§ **WHAT IS BEING ASKED**:
How many of the lines below hold the word "Sales"? Answer only with the number.

§ **PROVIDED DATA**:
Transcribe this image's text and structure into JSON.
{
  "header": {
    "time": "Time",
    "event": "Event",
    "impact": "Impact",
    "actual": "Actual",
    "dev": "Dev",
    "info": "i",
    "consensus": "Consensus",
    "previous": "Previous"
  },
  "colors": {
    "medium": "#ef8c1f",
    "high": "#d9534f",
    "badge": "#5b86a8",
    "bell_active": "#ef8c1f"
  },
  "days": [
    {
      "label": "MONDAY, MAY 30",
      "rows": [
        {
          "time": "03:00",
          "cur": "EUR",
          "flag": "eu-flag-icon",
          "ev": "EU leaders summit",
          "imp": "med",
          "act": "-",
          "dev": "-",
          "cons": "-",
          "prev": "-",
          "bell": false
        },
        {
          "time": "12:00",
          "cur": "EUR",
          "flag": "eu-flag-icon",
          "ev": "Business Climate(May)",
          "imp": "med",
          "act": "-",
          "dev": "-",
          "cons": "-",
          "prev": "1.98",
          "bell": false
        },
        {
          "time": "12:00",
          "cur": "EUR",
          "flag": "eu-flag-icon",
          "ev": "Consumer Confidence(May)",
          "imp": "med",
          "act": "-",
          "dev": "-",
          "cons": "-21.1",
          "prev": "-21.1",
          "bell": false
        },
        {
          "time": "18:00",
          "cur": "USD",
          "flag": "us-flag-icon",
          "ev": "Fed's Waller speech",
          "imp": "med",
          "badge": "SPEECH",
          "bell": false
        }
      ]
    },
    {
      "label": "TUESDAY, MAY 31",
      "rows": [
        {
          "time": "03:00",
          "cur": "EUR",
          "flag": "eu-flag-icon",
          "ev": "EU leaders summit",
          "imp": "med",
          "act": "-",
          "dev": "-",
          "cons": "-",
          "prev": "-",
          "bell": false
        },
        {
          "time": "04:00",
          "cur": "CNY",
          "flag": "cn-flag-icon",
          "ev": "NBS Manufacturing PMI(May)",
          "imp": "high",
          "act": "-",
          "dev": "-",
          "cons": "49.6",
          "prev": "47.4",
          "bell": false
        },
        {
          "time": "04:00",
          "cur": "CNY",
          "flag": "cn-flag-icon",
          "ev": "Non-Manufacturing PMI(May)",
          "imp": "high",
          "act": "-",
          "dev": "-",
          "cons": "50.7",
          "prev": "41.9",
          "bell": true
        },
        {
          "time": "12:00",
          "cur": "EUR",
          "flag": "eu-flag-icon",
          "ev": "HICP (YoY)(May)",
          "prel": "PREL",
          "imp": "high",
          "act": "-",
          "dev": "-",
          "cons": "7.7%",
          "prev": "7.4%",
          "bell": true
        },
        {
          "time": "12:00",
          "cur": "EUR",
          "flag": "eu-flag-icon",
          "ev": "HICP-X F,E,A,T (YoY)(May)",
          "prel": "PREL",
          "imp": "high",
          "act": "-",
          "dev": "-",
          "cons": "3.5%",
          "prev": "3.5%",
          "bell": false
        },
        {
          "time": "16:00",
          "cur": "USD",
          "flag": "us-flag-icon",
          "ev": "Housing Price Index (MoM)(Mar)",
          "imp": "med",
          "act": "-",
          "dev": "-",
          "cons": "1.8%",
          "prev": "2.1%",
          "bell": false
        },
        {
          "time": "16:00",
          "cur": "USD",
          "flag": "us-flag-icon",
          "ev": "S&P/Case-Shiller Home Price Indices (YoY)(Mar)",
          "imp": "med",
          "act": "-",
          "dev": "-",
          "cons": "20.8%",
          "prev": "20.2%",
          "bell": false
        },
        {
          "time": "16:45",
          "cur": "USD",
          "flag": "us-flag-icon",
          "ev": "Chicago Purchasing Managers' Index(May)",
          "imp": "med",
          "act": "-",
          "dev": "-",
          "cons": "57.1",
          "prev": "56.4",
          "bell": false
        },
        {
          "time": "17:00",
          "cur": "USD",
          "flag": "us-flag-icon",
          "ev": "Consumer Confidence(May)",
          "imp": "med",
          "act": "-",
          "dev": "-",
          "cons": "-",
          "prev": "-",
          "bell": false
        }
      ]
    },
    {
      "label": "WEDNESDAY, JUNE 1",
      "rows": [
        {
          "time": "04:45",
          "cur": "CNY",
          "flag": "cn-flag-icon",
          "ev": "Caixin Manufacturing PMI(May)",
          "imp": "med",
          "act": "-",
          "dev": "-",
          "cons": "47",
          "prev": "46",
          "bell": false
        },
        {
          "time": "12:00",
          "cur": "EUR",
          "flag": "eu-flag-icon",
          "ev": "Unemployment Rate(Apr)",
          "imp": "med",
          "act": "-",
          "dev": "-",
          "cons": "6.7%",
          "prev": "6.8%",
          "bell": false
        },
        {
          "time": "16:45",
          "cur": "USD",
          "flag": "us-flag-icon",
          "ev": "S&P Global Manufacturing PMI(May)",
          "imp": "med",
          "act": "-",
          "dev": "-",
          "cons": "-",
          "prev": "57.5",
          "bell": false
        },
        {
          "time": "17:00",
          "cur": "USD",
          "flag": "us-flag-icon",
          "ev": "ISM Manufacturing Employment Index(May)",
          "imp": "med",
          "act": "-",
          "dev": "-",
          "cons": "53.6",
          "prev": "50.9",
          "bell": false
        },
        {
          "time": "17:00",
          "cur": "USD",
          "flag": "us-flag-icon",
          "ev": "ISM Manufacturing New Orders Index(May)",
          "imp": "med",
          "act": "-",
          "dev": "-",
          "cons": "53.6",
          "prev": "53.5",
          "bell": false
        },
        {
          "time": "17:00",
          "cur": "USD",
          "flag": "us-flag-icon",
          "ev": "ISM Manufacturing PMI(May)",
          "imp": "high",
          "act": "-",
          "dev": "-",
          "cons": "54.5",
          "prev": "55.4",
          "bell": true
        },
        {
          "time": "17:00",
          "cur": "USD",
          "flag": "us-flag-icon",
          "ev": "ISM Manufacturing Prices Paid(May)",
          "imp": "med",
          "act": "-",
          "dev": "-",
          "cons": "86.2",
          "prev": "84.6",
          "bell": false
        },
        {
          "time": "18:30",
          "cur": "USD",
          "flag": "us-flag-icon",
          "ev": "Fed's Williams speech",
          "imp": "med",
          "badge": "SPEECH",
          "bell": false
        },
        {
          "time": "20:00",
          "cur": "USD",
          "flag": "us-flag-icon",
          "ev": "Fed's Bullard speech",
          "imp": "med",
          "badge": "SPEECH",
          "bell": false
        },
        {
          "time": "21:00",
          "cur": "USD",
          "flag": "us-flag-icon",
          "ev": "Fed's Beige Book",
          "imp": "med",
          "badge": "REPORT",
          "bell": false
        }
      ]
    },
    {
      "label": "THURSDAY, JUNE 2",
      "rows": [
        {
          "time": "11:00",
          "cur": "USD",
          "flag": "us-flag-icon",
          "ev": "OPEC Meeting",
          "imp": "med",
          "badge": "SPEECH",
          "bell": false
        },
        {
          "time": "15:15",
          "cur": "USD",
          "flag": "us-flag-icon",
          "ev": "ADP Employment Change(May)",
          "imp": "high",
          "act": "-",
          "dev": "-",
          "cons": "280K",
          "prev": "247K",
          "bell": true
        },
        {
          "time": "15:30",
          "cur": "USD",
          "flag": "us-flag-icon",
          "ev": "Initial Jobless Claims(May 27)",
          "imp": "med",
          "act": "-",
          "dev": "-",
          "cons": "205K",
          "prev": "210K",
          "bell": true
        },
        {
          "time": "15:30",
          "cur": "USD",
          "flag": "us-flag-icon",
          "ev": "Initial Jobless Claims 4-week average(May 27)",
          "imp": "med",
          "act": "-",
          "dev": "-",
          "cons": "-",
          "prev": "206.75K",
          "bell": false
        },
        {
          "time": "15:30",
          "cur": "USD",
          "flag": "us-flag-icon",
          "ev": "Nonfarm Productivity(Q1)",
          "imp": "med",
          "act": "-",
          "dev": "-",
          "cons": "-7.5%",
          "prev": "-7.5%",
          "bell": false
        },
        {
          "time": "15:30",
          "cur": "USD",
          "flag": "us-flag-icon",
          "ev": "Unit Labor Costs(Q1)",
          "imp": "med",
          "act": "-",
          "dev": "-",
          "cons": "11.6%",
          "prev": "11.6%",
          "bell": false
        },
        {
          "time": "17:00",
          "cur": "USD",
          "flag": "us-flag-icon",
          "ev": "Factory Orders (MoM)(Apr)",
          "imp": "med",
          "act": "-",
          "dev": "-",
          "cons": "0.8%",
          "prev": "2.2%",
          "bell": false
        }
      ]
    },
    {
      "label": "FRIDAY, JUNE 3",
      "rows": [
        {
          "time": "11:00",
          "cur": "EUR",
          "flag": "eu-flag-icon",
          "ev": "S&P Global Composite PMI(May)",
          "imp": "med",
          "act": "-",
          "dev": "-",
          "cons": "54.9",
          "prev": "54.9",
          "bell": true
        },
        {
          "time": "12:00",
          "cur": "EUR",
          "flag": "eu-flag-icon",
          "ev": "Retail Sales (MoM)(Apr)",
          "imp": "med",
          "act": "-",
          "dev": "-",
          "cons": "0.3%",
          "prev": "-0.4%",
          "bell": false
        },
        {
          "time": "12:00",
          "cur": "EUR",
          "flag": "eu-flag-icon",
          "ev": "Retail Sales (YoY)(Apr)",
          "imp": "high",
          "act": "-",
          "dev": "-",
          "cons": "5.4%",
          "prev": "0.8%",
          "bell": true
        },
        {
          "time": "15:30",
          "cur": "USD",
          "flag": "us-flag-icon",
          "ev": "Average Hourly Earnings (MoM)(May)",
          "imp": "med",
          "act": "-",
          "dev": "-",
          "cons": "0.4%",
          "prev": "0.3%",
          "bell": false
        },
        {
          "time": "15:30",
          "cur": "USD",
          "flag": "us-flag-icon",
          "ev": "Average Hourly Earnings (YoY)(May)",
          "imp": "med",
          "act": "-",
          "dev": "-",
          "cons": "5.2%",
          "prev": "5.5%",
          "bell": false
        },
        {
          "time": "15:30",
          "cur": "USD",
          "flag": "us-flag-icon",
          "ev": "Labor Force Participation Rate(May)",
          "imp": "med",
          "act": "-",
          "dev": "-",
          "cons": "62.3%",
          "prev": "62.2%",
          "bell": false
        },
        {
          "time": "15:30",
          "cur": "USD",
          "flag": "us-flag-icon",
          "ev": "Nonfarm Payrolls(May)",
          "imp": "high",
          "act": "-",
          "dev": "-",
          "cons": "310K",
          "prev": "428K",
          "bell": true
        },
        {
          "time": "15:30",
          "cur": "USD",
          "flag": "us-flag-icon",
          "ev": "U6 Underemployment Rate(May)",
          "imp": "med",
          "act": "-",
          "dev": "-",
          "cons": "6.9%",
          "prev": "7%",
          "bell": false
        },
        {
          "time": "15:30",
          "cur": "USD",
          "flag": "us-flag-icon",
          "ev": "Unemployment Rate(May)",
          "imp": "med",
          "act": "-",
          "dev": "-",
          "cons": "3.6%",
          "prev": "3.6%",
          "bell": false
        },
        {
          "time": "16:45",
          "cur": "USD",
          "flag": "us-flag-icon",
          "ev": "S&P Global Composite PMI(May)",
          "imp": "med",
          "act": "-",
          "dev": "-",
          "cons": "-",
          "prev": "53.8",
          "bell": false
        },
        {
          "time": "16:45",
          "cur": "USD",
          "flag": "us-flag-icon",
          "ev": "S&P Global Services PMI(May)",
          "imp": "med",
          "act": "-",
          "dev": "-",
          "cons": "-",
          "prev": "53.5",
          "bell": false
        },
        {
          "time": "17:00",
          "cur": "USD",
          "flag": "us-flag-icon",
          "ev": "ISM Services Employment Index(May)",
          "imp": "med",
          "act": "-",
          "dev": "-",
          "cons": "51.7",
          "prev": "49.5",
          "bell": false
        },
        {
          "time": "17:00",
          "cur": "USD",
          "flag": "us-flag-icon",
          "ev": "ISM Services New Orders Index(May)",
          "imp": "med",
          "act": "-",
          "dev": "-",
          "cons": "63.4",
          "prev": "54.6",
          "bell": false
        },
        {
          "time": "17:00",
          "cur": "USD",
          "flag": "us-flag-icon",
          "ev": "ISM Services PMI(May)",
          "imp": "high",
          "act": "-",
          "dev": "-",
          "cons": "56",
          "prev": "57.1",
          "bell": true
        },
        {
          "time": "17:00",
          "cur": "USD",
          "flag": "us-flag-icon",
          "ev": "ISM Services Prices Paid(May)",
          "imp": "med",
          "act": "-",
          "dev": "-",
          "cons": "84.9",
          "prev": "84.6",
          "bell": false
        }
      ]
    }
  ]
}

§ **TASK OUTPUT**:
2